OBJECTIVE
Copy out each line that includes the word "toimeained".

MATERIAL FOR THE TASK
>> BEGIN

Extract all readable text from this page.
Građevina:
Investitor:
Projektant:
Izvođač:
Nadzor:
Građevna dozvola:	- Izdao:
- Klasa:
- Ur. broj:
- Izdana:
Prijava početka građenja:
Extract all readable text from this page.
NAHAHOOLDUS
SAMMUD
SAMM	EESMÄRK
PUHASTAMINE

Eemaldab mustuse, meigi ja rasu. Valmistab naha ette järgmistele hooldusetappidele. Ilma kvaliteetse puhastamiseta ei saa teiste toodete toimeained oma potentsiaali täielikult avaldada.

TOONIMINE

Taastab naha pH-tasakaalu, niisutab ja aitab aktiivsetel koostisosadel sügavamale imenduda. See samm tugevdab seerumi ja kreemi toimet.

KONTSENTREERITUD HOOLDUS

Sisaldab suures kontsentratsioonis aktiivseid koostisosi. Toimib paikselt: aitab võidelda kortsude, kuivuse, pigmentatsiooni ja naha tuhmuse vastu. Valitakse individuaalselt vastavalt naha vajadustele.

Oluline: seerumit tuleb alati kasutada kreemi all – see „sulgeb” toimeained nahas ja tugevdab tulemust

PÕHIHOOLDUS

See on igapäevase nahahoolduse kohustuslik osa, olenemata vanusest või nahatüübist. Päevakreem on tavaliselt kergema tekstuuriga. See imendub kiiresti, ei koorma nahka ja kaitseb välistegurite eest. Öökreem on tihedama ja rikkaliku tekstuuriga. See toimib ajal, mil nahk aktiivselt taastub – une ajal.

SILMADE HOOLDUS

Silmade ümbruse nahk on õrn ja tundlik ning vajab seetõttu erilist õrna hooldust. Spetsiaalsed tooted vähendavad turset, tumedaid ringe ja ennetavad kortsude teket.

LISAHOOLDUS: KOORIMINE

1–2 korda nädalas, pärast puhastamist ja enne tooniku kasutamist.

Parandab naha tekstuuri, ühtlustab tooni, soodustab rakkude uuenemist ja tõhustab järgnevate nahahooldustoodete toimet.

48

>> END

FINAL RESULT
Eemaldab mustuse, meigi ja rasu. Valmistab naha ette järgmistele hooldusetappidele. Ilma kvaliteetse puhastamiseta ei saa teiste toodete toimeained oma potentsiaali täielikult avaldada.
Oluline: seerumit tuleb alati kasutada kreemi all – see „sulgeb” toimeained nahas ja tugevdab tulemust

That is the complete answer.